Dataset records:
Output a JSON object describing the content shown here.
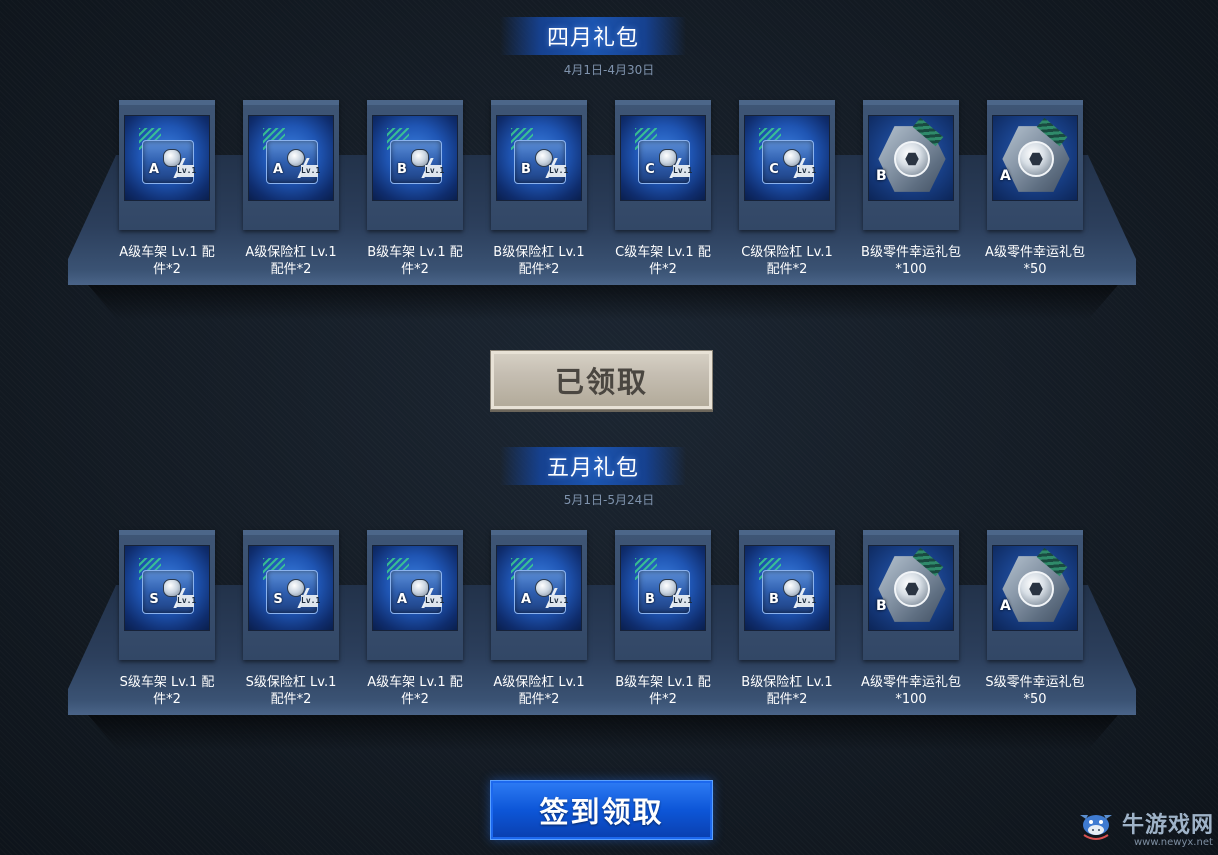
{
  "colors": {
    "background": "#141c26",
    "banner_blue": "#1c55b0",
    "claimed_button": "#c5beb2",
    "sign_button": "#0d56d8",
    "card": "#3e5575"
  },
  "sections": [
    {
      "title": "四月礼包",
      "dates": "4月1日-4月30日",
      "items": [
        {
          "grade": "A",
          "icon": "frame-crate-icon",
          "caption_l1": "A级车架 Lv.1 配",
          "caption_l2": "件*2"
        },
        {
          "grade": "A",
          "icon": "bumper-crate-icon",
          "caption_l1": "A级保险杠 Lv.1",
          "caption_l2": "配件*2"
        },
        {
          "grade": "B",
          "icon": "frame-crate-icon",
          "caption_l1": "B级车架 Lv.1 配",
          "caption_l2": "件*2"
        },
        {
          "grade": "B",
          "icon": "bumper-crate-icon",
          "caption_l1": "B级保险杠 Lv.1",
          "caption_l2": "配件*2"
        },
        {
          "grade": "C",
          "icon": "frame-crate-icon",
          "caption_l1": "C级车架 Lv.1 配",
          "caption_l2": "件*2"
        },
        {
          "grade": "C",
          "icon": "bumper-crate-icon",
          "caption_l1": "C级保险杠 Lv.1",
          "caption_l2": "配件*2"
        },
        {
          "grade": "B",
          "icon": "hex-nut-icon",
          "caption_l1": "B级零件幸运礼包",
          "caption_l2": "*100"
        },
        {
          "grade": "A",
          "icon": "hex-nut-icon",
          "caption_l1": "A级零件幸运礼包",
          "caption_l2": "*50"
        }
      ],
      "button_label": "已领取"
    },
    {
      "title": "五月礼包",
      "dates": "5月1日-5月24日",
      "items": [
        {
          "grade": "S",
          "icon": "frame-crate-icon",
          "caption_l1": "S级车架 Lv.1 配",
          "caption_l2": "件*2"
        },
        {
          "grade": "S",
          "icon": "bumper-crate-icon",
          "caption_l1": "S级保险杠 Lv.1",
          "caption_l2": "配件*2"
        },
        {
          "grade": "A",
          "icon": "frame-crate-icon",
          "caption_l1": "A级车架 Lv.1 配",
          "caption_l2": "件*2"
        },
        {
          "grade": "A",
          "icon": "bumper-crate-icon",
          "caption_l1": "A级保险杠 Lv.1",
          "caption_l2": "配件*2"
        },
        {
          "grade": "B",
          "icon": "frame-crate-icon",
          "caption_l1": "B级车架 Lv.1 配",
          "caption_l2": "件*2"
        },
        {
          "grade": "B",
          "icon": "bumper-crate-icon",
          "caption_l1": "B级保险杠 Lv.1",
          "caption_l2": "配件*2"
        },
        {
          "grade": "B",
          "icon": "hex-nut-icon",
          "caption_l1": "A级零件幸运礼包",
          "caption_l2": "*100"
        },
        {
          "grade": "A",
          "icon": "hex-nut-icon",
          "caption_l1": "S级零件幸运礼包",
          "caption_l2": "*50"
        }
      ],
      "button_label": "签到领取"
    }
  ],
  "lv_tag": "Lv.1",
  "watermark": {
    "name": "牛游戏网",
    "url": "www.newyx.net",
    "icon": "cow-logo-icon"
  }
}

### EXERCISE DETAILS
Restate the records word for word, omitting images.

### TASK ANSWER
Output a JSON object describing the content shown here.
{
  "colors": {
    "background": "#141c26",
    "banner_blue": "#1c55b0",
    "claimed_button": "#c5beb2",
    "sign_button": "#0d56d8",
    "card": "#3e5575"
  },
  "sections": [
    {
      "title": "四月礼包",
      "dates": "4月1日-4月30日",
      "items": [
        {
          "grade": "A",
          "icon": "frame-crate-icon",
          "caption_l1": "A级车架 Lv.1 配",
          "caption_l2": "件*2"
        },
        {
          "grade": "A",
          "icon": "bumper-crate-icon",
          "caption_l1": "A级保险杠 Lv.1",
          "caption_l2": "配件*2"
        },
        {
          "grade": "B",
          "icon": "frame-crate-icon",
          "caption_l1": "B级车架 Lv.1 配",
          "caption_l2": "件*2"
        },
        {
          "grade": "B",
          "icon": "bumper-crate-icon",
          "caption_l1": "B级保险杠 Lv.1",
          "caption_l2": "配件*2"
        },
        {
          "grade": "C",
          "icon": "frame-crate-icon",
          "caption_l1": "C级车架 Lv.1 配",
          "caption_l2": "件*2"
        },
        {
          "grade": "C",
          "icon": "bumper-crate-icon",
          "caption_l1": "C级保险杠 Lv.1",
          "caption_l2": "配件*2"
        },
        {
          "grade": "B",
          "icon": "hex-nut-icon",
          "caption_l1": "B级零件幸运礼包",
          "caption_l2": "*100"
        },
        {
          "grade": "A",
          "icon": "hex-nut-icon",
          "caption_l1": "A级零件幸运礼包",
          "caption_l2": "*50"
        }
      ],
      "button_label": "已领取"
    },
    {
      "title": "五月礼包",
      "dates": "5月1日-5月24日",
      "items": [
        {
          "grade": "S",
          "icon": "frame-crate-icon",
          "caption_l1": "S级车架 Lv.1 配",
          "caption_l2": "件*2"
        },
        {
          "grade": "S",
          "icon": "bumper-crate-icon",
          "caption_l1": "S级保险杠 Lv.1",
          "caption_l2": "配件*2"
        },
        {
          "grade": "A",
          "icon": "frame-crate-icon",
          "caption_l1": "A级车架 Lv.1 配",
          "caption_l2": "件*2"
        },
        {
          "grade": "A",
          "icon": "bumper-crate-icon",
          "caption_l1": "A级保险杠 Lv.1",
          "caption_l2": "配件*2"
        },
        {
          "grade": "B",
          "icon": "frame-crate-icon",
          "caption_l1": "B级车架 Lv.1 配",
          "caption_l2": "件*2"
        },
        {
          "grade": "B",
          "icon": "bumper-crate-icon",
          "caption_l1": "B级保险杠 Lv.1",
          "caption_l2": "配件*2"
        },
        {
          "grade": "B",
          "icon": "hex-nut-icon",
          "caption_l1": "A级零件幸运礼包",
          "caption_l2": "*100"
        },
        {
          "grade": "A",
          "icon": "hex-nut-icon",
          "caption_l1": "S级零件幸运礼包",
          "caption_l2": "*50"
        }
      ],
      "button_label": "签到领取"
    }
  ],
  "lv_tag": "Lv.1",
  "watermark": {
    "name": "牛游戏网",
    "url": "www.newyx.net",
    "icon": "cow-logo-icon"
  }
}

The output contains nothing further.